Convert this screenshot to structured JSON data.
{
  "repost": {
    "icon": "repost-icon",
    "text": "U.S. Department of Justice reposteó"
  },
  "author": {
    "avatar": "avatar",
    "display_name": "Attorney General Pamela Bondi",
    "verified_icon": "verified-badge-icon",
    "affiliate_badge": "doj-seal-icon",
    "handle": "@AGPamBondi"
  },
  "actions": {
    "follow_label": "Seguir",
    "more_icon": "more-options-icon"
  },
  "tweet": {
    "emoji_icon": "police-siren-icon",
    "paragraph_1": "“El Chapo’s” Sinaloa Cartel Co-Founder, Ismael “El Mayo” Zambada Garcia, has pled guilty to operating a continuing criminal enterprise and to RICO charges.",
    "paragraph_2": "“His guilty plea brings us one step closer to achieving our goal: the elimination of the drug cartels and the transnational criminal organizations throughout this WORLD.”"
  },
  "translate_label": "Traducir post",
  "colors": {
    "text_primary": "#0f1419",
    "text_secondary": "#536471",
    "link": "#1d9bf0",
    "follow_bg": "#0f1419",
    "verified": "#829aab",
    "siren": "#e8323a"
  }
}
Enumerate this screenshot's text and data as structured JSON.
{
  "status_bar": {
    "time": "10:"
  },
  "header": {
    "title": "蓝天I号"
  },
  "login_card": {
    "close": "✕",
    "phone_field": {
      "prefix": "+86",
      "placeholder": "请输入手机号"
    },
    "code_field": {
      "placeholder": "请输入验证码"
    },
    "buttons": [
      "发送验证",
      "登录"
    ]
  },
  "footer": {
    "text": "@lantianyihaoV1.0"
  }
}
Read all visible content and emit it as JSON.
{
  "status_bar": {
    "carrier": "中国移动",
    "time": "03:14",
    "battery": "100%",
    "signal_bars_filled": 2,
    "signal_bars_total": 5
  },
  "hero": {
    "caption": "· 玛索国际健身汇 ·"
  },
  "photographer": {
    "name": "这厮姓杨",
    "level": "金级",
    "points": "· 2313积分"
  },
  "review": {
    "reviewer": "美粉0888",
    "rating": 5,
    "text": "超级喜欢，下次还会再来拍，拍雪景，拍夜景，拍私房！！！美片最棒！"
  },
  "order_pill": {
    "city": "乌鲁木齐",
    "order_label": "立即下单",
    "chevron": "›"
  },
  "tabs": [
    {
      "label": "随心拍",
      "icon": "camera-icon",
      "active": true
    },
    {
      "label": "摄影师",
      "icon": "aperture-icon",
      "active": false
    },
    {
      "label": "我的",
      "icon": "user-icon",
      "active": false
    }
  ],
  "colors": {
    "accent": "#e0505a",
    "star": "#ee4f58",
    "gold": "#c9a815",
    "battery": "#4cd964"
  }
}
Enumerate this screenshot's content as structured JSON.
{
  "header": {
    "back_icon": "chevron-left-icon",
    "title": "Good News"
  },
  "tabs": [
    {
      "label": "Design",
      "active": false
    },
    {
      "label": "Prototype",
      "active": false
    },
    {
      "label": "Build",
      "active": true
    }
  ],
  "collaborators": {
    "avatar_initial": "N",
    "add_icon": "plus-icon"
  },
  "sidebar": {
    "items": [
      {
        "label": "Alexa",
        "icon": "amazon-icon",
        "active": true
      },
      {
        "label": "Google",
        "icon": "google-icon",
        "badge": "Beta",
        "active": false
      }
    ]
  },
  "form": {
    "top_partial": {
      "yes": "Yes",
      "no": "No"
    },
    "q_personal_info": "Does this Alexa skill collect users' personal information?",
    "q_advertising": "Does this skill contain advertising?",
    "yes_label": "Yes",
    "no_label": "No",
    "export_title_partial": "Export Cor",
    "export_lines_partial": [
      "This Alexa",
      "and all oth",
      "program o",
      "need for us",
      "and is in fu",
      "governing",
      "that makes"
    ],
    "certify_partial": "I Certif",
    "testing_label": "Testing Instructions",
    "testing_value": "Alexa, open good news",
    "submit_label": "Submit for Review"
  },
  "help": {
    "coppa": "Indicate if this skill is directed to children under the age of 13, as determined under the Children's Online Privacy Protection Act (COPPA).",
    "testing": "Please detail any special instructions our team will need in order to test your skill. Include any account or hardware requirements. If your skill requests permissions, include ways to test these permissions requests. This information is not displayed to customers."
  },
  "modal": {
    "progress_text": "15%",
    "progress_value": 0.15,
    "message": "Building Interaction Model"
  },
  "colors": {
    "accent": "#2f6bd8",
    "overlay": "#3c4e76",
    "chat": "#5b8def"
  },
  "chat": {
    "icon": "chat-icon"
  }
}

——————

*REQUIRED WORK:*
Gather up every line from the listing above in which the word "data" occurs.

*EXERCISE OUTPUT:*
Convert this screenshot to structured JSON data.
Enumerate this screenshot's text and data as structured JSON.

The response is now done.